* [WHAT THE EXERCISE ASKS]
Each line that follows should be printed again exactly as it stands.

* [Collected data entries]
>>>

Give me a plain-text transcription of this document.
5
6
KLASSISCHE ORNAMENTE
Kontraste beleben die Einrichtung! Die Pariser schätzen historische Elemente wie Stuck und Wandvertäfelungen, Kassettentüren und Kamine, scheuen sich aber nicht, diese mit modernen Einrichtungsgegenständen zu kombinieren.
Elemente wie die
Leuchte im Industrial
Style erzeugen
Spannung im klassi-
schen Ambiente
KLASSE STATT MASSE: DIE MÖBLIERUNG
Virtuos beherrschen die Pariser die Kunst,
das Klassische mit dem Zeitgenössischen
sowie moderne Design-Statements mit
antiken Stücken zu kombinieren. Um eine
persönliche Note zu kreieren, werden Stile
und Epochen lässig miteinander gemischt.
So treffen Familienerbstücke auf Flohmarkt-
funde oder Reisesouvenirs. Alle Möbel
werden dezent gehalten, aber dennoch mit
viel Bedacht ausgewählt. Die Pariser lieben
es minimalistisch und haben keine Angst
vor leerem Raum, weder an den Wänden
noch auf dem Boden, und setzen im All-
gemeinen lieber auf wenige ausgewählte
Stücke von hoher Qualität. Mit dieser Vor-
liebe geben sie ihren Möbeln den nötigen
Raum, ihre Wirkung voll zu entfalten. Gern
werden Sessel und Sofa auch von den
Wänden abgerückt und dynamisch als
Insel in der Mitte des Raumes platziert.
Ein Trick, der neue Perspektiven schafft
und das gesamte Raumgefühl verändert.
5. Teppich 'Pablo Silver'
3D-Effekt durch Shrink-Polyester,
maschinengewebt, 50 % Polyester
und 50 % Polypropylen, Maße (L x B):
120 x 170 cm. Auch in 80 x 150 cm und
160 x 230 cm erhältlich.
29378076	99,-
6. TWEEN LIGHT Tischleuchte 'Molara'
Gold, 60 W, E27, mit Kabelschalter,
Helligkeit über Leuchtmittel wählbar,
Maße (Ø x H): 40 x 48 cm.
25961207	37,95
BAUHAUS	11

<<<

* [RIGHT ANSWER]
Give me a plain-text transcription of this document.
5
6
KLASSISCHE ORNAMENTE
Kontraste beleben die Einrichtung! Die Pariser schätzen historische Elemente wie Stuck und Wandvertäfelungen, Kassettentüren und Kamine, scheuen sich aber nicht, diese mit modernen Einrichtungsgegenständen zu kombinieren.
Elemente wie die
Leuchte im Industrial
Style erzeugen
Spannung im klassi-
schen Ambiente
KLASSE STATT MASSE: DIE MÖBLIERUNG
Virtuos beherrschen die Pariser die Kunst,
das Klassische mit dem Zeitgenössischen
sowie moderne Design-Statements mit
antiken Stücken zu kombinieren. Um eine
persönliche Note zu kreieren, werden Stile
und Epochen lässig miteinander gemischt.
So treffen Familienerbstücke auf Flohmarkt-
funde oder Reisesouvenirs. Alle Möbel
werden dezent gehalten, aber dennoch mit
viel Bedacht ausgewählt. Die Pariser lieben
es minimalistisch und haben keine Angst
vor leerem Raum, weder an den Wänden
noch auf dem Boden, und setzen im All-
gemeinen lieber auf wenige ausgewählte
Stücke von hoher Qualität. Mit dieser Vor-
liebe geben sie ihren Möbeln den nötigen
Raum, ihre Wirkung voll zu entfalten. Gern
werden Sessel und Sofa auch von den
Wänden abgerückt und dynamisch als
Insel in der Mitte des Raumes platziert.
Ein Trick, der neue Perspektiven schafft
und das gesamte Raumgefühl verändert.
5. Teppich 'Pablo Silver'
3D-Effekt durch Shrink-Polyester,
maschinengewebt, 50 % Polyester
und 50 % Polypropylen, Maße (L x B):
120 x 170 cm. Auch in 80 x 150 cm und
160 x 230 cm erhältlich.
29378076	99,-
6. TWEEN LIGHT Tischleuchte 'Molara'
Gold, 60 W, E27, mit Kabelschalter,
Helligkeit über Leuchtmittel wählbar,
Maße (Ø x H): 40 x 48 cm.
25961207	37,95
BAUHAUS	11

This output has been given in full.